» WHAT YOU WILL DO
1. Print the stretch of the comment thread on Tim Ball's climatology Ph.D. from "If you repeat" through "FIRED ages ago.", word for word.
2. Proceed with the comment thread on Tim Ball's climatology Ph.D., picking up after its final sentence.

» PAGE EXCERPT
It's the same with Ball -- sometimes he's Canada's first Ph.D. in Climatology, and other times he's merely one of Canada's first Ph.D.'s in climatology. So which is it? And why would he switch from one claim to the other? Unless, of course, they're both bullshit.

In any case, I think my work here is done.


M@ said...

Unfortunately, the work here is not done, because for every person who points out that Ball's climatology PhD story is balls, there are ten idiots to make the stupid, ignorant claim again.

And unfortunately, commenter Wayne is one of the small number of such claimants who will examine the evidence, and accept that the claim is wrong. Good on you, Wayne -- but most such claimants will just dismiss the actual facts as global warming lies (and Al Gore uses electricity!), or whatever, and not look into the story.

The whole thing is pretty disgusting. Until newspaper stories quote "Tim Ball, who does not have a Ph.D. in climatology", unfortunately, the work isn't done.

SouthernQuebec said...

If you repeat a lie more than three (3) times it becomes the truth. I'm sure I read that. I'm pretty sure it's true. I definately heard it somewhere.
See, it's now true. You should try this in your postings. Its called WrightsRule (TM)

Ti-Guy said...

Until the newspapers stop quoting the name Tim Ball and anything he says, no one's work will ever be done. Same with O'Reilly. The lies have piled up for years now, and he's still on the teevee. He should have been FIRED ages ago.

When the reaction to a perceived lie is not retraction or clarification, but obfuscation, that's where someone's true character comes out, and will continue to assert itself in the future. These types of people, by nature, are not to be trusted at all and their statements should be removed from the public forum.

Adam C said...

Personally I don't think that 'climatology' is a wholly inaccurate description of Ph.D. Unlike Bachelor's and Master's degrees, doctorates tend to be associated with the specific topic of study, which is relatively quite focussed. Ball certainly did study and research climatology in completing his degree.

Also: I could give a shit what his degree is in, he still (as the little guy noted) is full of lies and obfuscation. If your doctor tells you that you can cure cancer by drinking seawater it doesn't matter much if she calls her Ph.D. "Medicine" or "Oncology".

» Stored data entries
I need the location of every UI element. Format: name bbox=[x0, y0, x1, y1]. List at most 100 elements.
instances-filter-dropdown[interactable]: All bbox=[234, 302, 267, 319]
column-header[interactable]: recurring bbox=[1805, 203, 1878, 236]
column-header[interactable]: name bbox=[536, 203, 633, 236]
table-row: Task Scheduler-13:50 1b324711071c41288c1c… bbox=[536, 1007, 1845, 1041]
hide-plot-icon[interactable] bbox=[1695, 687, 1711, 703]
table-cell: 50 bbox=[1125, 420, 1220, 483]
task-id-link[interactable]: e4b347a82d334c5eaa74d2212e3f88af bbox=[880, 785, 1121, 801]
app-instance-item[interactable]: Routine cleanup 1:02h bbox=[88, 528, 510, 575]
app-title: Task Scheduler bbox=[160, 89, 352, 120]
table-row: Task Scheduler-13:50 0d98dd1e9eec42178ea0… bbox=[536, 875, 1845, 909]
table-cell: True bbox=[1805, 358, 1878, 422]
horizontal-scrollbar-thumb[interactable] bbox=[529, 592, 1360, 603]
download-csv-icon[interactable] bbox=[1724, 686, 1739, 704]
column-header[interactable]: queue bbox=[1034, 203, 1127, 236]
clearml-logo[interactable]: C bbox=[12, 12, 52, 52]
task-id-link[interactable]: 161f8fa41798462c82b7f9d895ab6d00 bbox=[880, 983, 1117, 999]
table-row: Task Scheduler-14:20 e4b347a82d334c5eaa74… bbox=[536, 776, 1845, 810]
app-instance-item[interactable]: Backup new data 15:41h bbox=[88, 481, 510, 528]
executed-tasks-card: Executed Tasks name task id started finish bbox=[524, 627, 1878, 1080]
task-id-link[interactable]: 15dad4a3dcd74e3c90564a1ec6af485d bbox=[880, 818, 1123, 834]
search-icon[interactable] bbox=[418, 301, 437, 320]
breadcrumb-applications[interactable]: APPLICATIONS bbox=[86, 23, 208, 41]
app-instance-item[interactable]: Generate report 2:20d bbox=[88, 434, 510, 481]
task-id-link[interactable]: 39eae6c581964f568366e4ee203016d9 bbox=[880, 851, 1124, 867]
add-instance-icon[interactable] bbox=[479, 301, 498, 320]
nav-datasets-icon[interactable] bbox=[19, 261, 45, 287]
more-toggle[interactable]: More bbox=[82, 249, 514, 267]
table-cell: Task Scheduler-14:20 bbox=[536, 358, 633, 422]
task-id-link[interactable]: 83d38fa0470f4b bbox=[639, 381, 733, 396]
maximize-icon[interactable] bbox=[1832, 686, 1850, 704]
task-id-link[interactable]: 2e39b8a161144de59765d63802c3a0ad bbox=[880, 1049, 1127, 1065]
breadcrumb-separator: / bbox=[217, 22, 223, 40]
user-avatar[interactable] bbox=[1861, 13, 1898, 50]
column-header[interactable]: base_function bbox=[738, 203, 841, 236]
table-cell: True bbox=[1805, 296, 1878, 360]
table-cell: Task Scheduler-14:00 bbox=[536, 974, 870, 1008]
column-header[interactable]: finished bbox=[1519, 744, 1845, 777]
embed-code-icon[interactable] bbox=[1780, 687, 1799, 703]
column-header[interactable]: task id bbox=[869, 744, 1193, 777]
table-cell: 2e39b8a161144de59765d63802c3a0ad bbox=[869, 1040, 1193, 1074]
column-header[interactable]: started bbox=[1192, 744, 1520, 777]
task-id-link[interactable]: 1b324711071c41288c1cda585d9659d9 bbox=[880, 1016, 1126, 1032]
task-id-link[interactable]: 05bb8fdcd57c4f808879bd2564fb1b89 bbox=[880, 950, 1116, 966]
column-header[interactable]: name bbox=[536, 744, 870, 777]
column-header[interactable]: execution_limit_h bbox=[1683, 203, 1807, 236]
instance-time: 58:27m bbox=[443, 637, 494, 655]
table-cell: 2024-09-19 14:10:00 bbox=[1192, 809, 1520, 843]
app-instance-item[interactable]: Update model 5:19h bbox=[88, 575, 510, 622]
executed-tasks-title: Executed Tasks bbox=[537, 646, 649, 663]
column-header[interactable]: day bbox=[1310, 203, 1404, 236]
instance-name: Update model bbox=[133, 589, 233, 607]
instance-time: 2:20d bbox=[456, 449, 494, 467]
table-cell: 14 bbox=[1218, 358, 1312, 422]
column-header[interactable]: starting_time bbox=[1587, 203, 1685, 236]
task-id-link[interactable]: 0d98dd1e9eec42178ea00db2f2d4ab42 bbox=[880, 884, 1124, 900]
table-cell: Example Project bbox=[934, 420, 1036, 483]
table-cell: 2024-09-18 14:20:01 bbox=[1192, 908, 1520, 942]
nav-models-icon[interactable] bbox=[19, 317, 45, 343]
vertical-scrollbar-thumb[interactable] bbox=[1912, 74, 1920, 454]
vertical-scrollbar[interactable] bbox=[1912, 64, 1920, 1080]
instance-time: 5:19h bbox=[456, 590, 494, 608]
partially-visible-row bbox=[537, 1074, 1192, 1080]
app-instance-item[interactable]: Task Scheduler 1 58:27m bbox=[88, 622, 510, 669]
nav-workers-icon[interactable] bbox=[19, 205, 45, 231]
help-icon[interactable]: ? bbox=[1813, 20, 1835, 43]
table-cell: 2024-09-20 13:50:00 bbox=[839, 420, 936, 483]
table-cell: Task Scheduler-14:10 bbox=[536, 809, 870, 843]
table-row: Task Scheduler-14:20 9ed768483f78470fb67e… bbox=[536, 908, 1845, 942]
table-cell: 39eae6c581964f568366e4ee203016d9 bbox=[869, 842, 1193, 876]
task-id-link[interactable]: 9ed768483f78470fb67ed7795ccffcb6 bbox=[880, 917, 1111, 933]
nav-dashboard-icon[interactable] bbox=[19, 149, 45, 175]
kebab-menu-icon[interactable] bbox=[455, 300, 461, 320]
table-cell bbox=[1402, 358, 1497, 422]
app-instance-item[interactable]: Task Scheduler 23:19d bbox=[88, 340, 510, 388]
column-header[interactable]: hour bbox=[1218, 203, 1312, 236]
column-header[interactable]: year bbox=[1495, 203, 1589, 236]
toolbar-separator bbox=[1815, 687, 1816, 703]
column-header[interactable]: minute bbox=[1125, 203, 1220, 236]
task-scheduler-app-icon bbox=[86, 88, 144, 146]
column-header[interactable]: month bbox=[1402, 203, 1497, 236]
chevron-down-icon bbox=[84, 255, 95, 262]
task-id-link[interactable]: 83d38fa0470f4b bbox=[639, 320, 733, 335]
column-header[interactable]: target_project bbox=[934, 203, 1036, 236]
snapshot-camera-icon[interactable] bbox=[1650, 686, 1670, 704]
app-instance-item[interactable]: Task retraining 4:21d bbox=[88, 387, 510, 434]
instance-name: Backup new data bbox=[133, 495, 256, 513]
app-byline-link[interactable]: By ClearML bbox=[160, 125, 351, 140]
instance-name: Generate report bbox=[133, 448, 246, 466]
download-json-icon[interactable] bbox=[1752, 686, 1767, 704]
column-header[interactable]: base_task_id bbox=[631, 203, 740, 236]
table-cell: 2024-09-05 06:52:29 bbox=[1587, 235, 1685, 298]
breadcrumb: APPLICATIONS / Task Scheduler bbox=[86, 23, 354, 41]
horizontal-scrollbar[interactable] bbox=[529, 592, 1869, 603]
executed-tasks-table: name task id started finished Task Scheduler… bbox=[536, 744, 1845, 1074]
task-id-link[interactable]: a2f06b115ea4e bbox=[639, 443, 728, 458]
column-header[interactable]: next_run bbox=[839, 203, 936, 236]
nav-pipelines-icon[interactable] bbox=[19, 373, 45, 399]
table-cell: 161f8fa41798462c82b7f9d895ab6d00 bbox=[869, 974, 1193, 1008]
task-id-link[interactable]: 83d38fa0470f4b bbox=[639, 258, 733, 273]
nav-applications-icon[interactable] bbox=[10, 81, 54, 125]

» ANSWERS BY ITEM NUMBER
1.
If you repeat a lie more than three (3) times it becomes the truth. I'm sure I read that. I'm pretty sure it's true. I definately heard it somewhere.
See, it's now true. You should try this in your postings. Its called WrightsRule (TM)

Ti-Guy said...

Until the newspapers stop quoting the name Tim Ball and anything he says, no one's work will ever be done. Same with O'Reilly. The lies have piled up for years now, and he's still on the teevee. He should have been FIRED ages ago.

2.
DanJ said...

I agree, in part. There are a few rules, though. But first, if someone with a PhD but without an MD or license to practice medicine prescribes a cancer cure for you, report them to the College of Physicians and Surgeons or other appropriate institution. Do give a shit about that one.

If someone with a PhD in, say, Sociology goes on TV and says "I was the first PhD in Oncology in this country, so you should buy my herbal cure, and by the way all the others don't know what they are talking about", and then repeats it at dozens of public lectures, it might be time to write a letter to the newspaper. Not much else you can do.

PhD's are given by Departments in Universities, and the University decides what the degrees are in (usually, the name of the Department, unless otherwise stated up front, not self-assigned decades later). It's not that different from Journeyman's papers, or engineering degrees. Someone who becomes a Journeyman Carpenter is not automatically a Journeyman Pipefitter, if for example he read up on welding. If a doctoral thesis in the Department of Education is entitled "Teaching Algebra to Disadvantaged Children", this does not give the author a "PhD in Mathematics". I would have no problem with the claim, "I have a PhD in how to teach math". If that person takes a job as an Assistant Professor in a Department of Childhood Education, they are not a "Professor of Mathematics". If the same person claims to have the "first PhD in Mathematics in the nation", or to have been a "Professor of Mathematics" back when they were still working on the Master's degee, it is time to laugh. Unless they are hurting someone. Like for instance the nation.

DanJ said...

Oops - the exception is if you're Rex Murphy. Then no study of any kind is required to know that the scientists are out to lunch.